== Task goal ==
From the entries below, copy out every line with "bouquets" in it.

======== Material for this exercise ========

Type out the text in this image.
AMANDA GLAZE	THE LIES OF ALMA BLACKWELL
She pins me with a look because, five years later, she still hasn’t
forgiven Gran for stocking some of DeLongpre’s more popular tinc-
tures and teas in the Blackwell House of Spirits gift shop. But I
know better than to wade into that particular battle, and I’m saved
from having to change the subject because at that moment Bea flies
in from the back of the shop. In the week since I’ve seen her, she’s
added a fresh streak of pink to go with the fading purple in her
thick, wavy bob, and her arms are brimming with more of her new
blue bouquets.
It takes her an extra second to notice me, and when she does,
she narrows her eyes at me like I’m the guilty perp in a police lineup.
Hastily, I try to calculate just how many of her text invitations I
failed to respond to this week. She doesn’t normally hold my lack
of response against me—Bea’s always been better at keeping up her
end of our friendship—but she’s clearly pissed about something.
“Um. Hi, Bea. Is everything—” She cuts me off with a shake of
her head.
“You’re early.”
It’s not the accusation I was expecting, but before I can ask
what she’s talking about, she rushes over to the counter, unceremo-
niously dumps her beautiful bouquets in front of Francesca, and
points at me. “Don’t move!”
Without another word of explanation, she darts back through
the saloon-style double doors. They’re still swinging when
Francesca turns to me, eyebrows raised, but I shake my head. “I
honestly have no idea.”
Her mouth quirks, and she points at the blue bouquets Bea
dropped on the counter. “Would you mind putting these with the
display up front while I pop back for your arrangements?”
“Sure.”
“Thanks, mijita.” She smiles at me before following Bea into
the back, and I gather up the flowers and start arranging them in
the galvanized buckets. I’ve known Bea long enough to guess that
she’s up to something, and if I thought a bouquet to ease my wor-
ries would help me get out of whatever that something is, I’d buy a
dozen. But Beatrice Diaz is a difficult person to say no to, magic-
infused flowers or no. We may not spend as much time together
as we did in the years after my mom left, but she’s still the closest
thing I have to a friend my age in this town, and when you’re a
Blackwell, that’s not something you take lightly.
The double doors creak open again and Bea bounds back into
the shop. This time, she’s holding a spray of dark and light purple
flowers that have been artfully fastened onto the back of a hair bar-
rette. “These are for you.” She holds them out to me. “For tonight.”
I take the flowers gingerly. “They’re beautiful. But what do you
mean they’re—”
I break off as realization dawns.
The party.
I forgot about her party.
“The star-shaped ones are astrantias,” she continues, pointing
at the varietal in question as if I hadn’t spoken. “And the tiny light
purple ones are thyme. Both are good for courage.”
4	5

========

== Result ==
blue bouquets.
niously dumps her beautiful bouquets in front of Francesca, and
Her mouth quirks, and she points at the blue bouquets Bea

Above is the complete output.